__Exercise input__
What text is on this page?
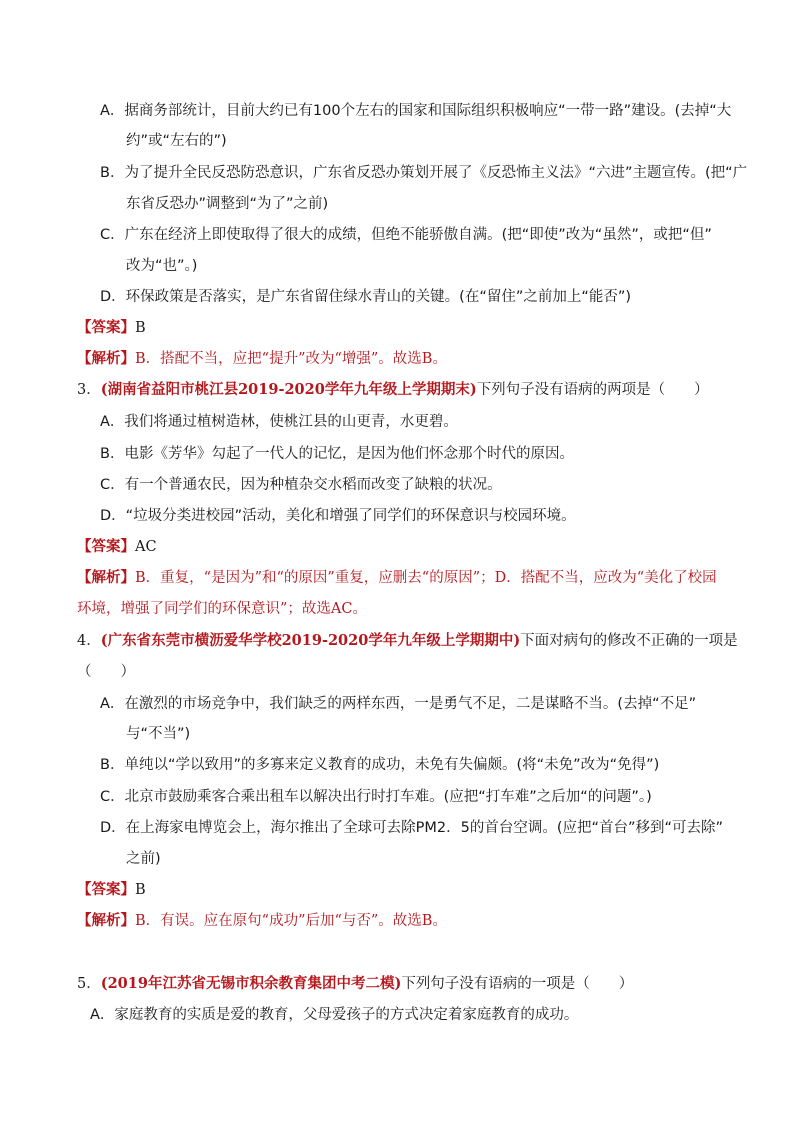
A．据商务部统计，目前大约已有100个左右的国家和国际组织积极响应“一带一路”建设。(去掉“大
约”或“左右的”)
B．为了提升全民反恐防恐意识，广东省反恐办策划开展了《反恐怖主义法》“六进”主题宣传。(把“广
东省反恐办”调整到“为了”之前)
C．广东在经济上即使取得了很大的成绩，但绝不能骄傲自满。(把“即使”改为“虽然”，或把“但”
改为“也”。)
D．环保政策是否落实，是广东省留住绿水青山的关键。(在“留住”之前加上“能否”)
【答案】B
【解析】B．搭配不当，应把“提升”改为“增强”。故选B。
3．(湖南省益阳市桃江县2019-2020学年九年级上学期期末)下列句子没有语病的两项是（　　）
A．我们将通过植树造林，使桃江县的山更青，水更碧。
B．电影《芳华》勾起了一代人的记忆，是因为他们怀念那个时代的原因。
C．有一个普通农民，因为种植杂交水稻而改变了缺粮的状况。
D．“垃圾分类进校园”活动，美化和增强了同学们的环保意识与校园环境。
【答案】AC
【解析】B．重复，“是因为”和“的原因”重复，应删去“的原因”；D．搭配不当，应改为“美化了校园
环境，增强了同学们的环保意识”；故选AC。
4．(广东省东莞市横沥爱华学校2019-2020学年九年级上学期期中)下面对病句的修改不正确的一项是
（　　）
A．在激烈的市场竞争中，我们缺乏的两样东西，一是勇气不足，二是谋略不当。(去掉“不足”
与“不当”)
B．单纯以“学以致用”的多寡来定义教育的成功，未免有失偏颇。(将“未免”改为“免得”)
C．北京市鼓励乘客合乘出租车以解决出行时打车难。(应把“打车难”之后加“的问题”。)
D．在上海家电博览会上，海尔推出了全球可去除PM2．5的首台空调。(应把“首台”移到“可去除”
之前)
【答案】B
【解析】B．有误。应在原句“成功”后加“与否”。故选B。
5．(2019年江苏省无锡市积余教育集团中考二模)下列句子没有语病的一项是（　　）
A．家庭教育的实质是爱的教育，父母爱孩子的方式决定着家庭教育的成功。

__The exercise__
Count the lines in the entries above that include the string "搭配不当", then give only that figure.

__Worked solution__
2